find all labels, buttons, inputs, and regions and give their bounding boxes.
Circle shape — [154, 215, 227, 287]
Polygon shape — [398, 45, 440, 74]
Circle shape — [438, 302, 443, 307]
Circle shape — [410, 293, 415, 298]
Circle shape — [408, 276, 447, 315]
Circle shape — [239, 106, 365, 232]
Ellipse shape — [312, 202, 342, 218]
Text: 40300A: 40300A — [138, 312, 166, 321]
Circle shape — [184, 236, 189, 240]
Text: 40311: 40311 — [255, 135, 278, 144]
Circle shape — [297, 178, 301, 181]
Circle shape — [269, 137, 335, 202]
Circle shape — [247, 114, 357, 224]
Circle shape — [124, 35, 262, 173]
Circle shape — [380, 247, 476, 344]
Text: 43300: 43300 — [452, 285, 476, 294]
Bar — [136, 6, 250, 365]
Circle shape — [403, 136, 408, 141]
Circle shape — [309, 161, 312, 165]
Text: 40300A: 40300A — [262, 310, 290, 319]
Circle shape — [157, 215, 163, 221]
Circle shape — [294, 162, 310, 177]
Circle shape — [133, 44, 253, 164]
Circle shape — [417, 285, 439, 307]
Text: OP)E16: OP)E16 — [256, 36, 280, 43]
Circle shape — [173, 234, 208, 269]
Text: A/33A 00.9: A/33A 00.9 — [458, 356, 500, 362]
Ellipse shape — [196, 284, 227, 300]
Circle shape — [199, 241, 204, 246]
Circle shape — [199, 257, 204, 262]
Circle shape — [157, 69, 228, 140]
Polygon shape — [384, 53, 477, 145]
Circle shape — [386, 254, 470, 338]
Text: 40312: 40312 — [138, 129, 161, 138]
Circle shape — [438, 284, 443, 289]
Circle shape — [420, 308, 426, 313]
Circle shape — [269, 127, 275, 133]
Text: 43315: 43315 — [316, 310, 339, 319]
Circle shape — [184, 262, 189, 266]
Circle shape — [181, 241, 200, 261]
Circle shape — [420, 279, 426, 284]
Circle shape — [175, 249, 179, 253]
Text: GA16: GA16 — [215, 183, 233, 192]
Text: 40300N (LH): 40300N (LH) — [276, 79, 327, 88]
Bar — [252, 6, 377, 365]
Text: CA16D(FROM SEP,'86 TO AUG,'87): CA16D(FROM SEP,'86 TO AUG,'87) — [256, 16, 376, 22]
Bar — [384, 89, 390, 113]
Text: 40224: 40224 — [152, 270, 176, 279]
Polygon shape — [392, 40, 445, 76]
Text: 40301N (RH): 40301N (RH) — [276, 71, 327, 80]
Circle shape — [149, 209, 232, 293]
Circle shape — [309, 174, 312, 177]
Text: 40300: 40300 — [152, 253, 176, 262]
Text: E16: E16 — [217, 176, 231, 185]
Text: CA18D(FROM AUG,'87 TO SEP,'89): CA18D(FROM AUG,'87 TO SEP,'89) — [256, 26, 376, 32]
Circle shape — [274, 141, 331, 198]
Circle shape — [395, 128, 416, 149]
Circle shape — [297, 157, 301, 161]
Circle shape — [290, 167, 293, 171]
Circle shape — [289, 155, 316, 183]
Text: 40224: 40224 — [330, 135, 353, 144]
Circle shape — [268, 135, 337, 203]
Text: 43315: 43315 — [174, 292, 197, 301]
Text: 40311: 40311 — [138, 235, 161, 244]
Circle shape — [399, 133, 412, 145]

━━━━━━━━

What the task requires: Recast every line of the rows above as a JSON list of strings, one string per line, omitting any blank lines.

Solution for this exercise:
[
  "find all labels, buttons, inputs, and regions and give their bounding boxes.",
  "Circle shape — [154, 215, 227, 287]",
  "Polygon shape — [398, 45, 440, 74]",
  "Circle shape — [438, 302, 443, 307]",
  "Circle shape — [410, 293, 415, 298]",
  "Circle shape — [408, 276, 447, 315]",
  "Circle shape — [239, 106, 365, 232]",
  "Ellipse shape — [312, 202, 342, 218]",
  "Text: 40300A: 40300A — [138, 312, 166, 321]",
  "Circle shape — [184, 236, 189, 240]",
  "Text: 40311: 40311 — [255, 135, 278, 144]",
  "Circle shape — [297, 178, 301, 181]",
  "Circle shape — [269, 137, 335, 202]",
  "Circle shape — [247, 114, 357, 224]",
  "Circle shape — [124, 35, 262, 173]",
  "Circle shape — [380, 247, 476, 344]",
  "Text: 43300: 43300 — [452, 285, 476, 294]",
  "Bar — [136, 6, 250, 365]",
  "Circle shape — [403, 136, 408, 141]",
  "Circle shape — [309, 161, 312, 165]",
  "Text: 40300A: 40300A — [262, 310, 290, 319]",
  "Circle shape — [157, 215, 163, 221]",
  "Circle shape — [294, 162, 310, 177]",
  "Circle shape — [133, 44, 253, 164]",
  "Circle shape — [417, 285, 439, 307]",
  "Text: OP)E16: OP)E16 — [256, 36, 280, 43]",
  "Circle shape — [173, 234, 208, 269]",
  "Text: A/33A 00.9: A/33A 00.9 — [458, 356, 500, 362]",
  "Ellipse shape — [196, 284, 227, 300]",
  "Circle shape — [199, 241, 204, 246]",
  "Circle shape — [199, 257, 204, 262]",
  "Circle shape — [157, 69, 228, 140]",
  "Polygon shape — [384, 53, 477, 145]",
  "Circle shape — [386, 254, 470, 338]",
  "Text: 40312: 40312 — [138, 129, 161, 138]",
  "Circle shape — [438, 284, 443, 289]",
  "Circle shape — [420, 308, 426, 313]",
  "Circle shape — [269, 127, 275, 133]",
  "Text: 43315: 43315 — [316, 310, 339, 319]",
  "Circle shape — [184, 262, 189, 266]",
  "Circle shape — [181, 241, 200, 261]",
  "Circle shape — [420, 279, 426, 284]",
  "Circle shape — [175, 249, 179, 253]",
  "Text: GA16: GA16 — [215, 183, 233, 192]",
  "Text: 40300N (LH): 40300N (LH) — [276, 79, 327, 88]",
  "Bar — [252, 6, 377, 365]",
  "Text: CA16D(FROM SEP,'86 TO AUG,'87): CA16D(FROM SEP,'86 TO AUG,'87) — [256, 16, 376, 22]",
  "Bar — [384, 89, 390, 113]",
  "Text: 40224: 40224 — [152, 270, 176, 279]",
  "Polygon shape — [392, 40, 445, 76]",
  "Text: 40301N (RH): 40301N (RH) — [276, 71, 327, 80]",
  "Circle shape — [149, 209, 232, 293]",
  "Circle shape — [309, 174, 312, 177]",
  "Text: 40300: 40300 — [152, 253, 176, 262]",
  "Text: E16: E16 — [217, 176, 231, 185]",
  "Text: CA18D(FROM AUG,'87 TO SEP,'89): CA18D(FROM AUG,'87 TO SEP,'89) — [256, 26, 376, 32]",
  "Circle shape — [274, 141, 331, 198]",
  "Circle shape — [395, 128, 416, 149]",
  "Circle shape — [297, 157, 301, 161]",
  "Circle shape — [290, 167, 293, 171]",
  "Circle shape — [289, 155, 316, 183]",
  "Text: 40224: 40224 — [330, 135, 353, 144]",
  "Circle shape — [268, 135, 337, 203]",
  "Text: 43315: 43315 — [174, 292, 197, 301]",
  "Text: 40311: 40311 — [138, 235, 161, 244]",
  "Circle shape — [399, 133, 412, 145]"
]